GIVEN PROBLEM: Below is a block of records; return all of them exactly, but without the images.

**** PROVIDED DATA ****

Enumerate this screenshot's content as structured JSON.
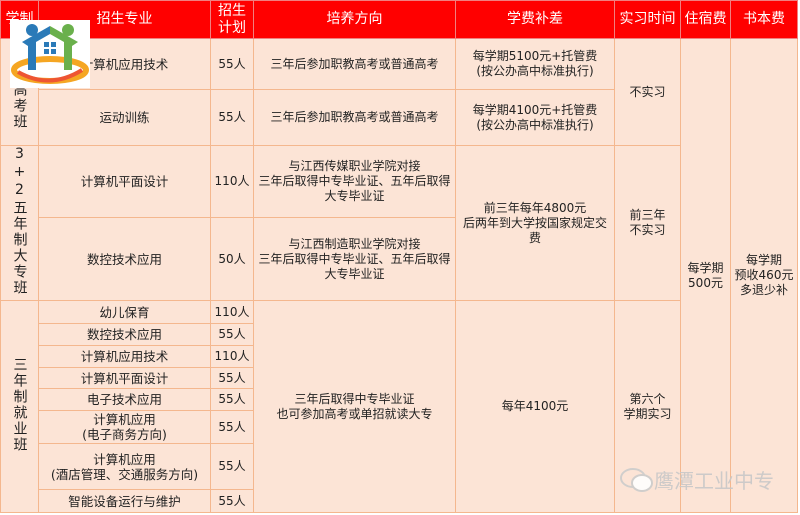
{
  "header": [
    "学制",
    "招生专业",
    "招生计划",
    "培养方向",
    "学费补差",
    "实习时间",
    "住宿费",
    "书本费"
  ],
  "groups": {
    "g1": {
      "label": "普通高考班",
      "rows": [
        {
          "major": "计算机应用技术",
          "plan": "55人",
          "direction": "三年后参加职教高考或普通高考",
          "fee": "每学期5100元+托管费\n(按公办高中标准执行)"
        },
        {
          "major": "运动训练",
          "plan": "55人",
          "direction": "三年后参加职教高考或普通高考",
          "fee": "每学期4100元+托管费\n(按公办高中标准执行)"
        }
      ],
      "internship": "不实习"
    },
    "g2": {
      "label": "3+2五年制大专班",
      "rows": [
        {
          "major": "计算机平面设计",
          "plan": "110人",
          "direction": "与江西传媒职业学院对接\n三年后取得中专毕业证、五年后取得大专毕业证"
        },
        {
          "major": "数控技术应用",
          "plan": "50人",
          "direction": "与江西制造职业学院对接\n三年后取得中专毕业证、五年后取得大专毕业证"
        }
      ],
      "fee": "前三年每年4800元\n后两年到大学按国家规定交费",
      "internship": "前三年\n不实习"
    },
    "g3": {
      "label": "三年制就业班",
      "rows": [
        {
          "major": "幼儿保育",
          "plan": "110人"
        },
        {
          "major": "数控技术应用",
          "plan": "55人"
        },
        {
          "major": "计算机应用技术",
          "plan": "110人"
        },
        {
          "major": "计算机平面设计",
          "plan": "55人"
        },
        {
          "major": "电子技术应用",
          "plan": "55人"
        },
        {
          "major": "计算机应用\n(电子商务方向)",
          "plan": "55人"
        },
        {
          "major": "计算机应用\n(酒店管理、交通服务方向)",
          "plan": "55人"
        },
        {
          "major": "智能设备运行与维护",
          "plan": "55人"
        }
      ],
      "direction": "三年后取得中专毕业证\n也可参加高考或单招就读大专",
      "fee": "每年4100元",
      "internship": "第六个\n学期实习"
    }
  },
  "dorm": "每学期\n500元",
  "books": "每学期\n预收460元\n多退少补",
  "watermark": "鹰潭工业中专",
  "colors": {
    "header": "#ff0000",
    "cell": "#fce4d6",
    "border": "#f4b78e"
  },
  "icons": [
    "school-logo",
    "wechat-icon"
  ]
}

****

RESPONSE FOR THIS EXERCISE:
Enumerate this screenshot's content as structured JSON.
{
  "header": [
    "学制",
    "招生专业",
    "招生计划",
    "培养方向",
    "学费补差",
    "实习时间",
    "住宿费",
    "书本费"
  ],
  "groups": {
    "g1": {
      "label": "普通高考班",
      "rows": [
        {
          "major": "计算机应用技术",
          "plan": "55人",
          "direction": "三年后参加职教高考或普通高考",
          "fee": "每学期5100元+托管费\n(按公办高中标准执行)"
        },
        {
          "major": "运动训练",
          "plan": "55人",
          "direction": "三年后参加职教高考或普通高考",
          "fee": "每学期4100元+托管费\n(按公办高中标准执行)"
        }
      ],
      "internship": "不实习"
    },
    "g2": {
      "label": "3+2五年制大专班",
      "rows": [
        {
          "major": "计算机平面设计",
          "plan": "110人",
          "direction": "与江西传媒职业学院对接\n三年后取得中专毕业证、五年后取得大专毕业证"
        },
        {
          "major": "数控技术应用",
          "plan": "50人",
          "direction": "与江西制造职业学院对接\n三年后取得中专毕业证、五年后取得大专毕业证"
        }
      ],
      "fee": "前三年每年4800元\n后两年到大学按国家规定交费",
      "internship": "前三年\n不实习"
    },
    "g3": {
      "label": "三年制就业班",
      "rows": [
        {
          "major": "幼儿保育",
          "plan": "110人"
        },
        {
          "major": "数控技术应用",
          "plan": "55人"
        },
        {
          "major": "计算机应用技术",
          "plan": "110人"
        },
        {
          "major": "计算机平面设计",
          "plan": "55人"
        },
        {
          "major": "电子技术应用",
          "plan": "55人"
        },
        {
          "major": "计算机应用\n(电子商务方向)",
          "plan": "55人"
        },
        {
          "major": "计算机应用\n(酒店管理、交通服务方向)",
          "plan": "55人"
        },
        {
          "major": "智能设备运行与维护",
          "plan": "55人"
        }
      ],
      "direction": "三年后取得中专毕业证\n也可参加高考或单招就读大专",
      "fee": "每年4100元",
      "internship": "第六个\n学期实习"
    }
  },
  "dorm": "每学期\n500元",
  "books": "每学期\n预收460元\n多退少补",
  "watermark": "鹰潭工业中专",
  "colors": {
    "header": "#ff0000",
    "cell": "#fce4d6",
    "border": "#f4b78e"
  },
  "icons": [
    "school-logo",
    "wechat-icon"
  ]
}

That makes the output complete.